* [STATED TASK]
From the entries below, gather every line containing the string "stesiam".

◇ ◇ ◇

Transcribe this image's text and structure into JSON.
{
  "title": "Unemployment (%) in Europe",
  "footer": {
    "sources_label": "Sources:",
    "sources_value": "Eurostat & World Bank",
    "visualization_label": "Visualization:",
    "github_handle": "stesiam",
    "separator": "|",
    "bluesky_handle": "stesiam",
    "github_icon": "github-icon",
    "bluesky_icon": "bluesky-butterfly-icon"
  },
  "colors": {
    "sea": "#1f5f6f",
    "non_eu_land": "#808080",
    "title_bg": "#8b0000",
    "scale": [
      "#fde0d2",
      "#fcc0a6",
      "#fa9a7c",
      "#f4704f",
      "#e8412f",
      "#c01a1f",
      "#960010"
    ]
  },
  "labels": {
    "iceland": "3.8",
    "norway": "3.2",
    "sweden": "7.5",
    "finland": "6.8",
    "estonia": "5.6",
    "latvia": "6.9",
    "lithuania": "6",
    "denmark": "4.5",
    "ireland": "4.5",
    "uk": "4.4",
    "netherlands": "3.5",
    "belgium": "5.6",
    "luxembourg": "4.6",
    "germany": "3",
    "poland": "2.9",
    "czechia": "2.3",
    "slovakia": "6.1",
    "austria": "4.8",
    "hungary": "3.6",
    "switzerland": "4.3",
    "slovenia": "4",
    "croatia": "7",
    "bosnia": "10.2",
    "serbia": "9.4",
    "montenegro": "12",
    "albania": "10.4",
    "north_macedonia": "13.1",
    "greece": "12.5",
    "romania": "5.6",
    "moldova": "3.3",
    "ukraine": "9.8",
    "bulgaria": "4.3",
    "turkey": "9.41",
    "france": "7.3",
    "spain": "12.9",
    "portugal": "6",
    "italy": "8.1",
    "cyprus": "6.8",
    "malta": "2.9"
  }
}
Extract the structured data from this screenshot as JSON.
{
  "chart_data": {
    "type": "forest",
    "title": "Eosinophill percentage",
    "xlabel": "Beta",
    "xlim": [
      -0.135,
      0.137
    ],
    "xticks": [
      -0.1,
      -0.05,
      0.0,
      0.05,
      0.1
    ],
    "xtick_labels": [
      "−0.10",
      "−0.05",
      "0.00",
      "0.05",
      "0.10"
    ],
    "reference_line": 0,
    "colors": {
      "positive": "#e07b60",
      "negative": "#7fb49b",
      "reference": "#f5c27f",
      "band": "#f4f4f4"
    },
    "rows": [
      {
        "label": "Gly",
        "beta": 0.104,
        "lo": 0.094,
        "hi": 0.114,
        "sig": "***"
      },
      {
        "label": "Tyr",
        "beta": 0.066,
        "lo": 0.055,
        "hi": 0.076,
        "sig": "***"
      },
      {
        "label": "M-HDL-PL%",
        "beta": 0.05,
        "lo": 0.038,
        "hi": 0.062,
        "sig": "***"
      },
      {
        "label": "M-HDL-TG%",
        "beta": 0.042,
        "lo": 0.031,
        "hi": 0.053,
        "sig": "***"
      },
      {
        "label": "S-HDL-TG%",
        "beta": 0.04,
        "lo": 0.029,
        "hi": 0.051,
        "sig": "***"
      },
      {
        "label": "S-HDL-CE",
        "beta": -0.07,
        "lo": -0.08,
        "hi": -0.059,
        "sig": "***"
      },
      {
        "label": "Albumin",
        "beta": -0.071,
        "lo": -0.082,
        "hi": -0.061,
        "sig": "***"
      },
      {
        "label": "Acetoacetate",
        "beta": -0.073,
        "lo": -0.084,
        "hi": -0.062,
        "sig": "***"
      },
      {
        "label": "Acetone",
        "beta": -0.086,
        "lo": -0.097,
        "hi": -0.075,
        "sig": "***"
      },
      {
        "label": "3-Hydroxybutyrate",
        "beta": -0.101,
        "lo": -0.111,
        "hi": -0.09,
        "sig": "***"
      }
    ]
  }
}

◇ ◇ ◇

* [EXERCISE RESULT]
    "github_handle": "stesiam",
    "bluesky_handle": "stesiam",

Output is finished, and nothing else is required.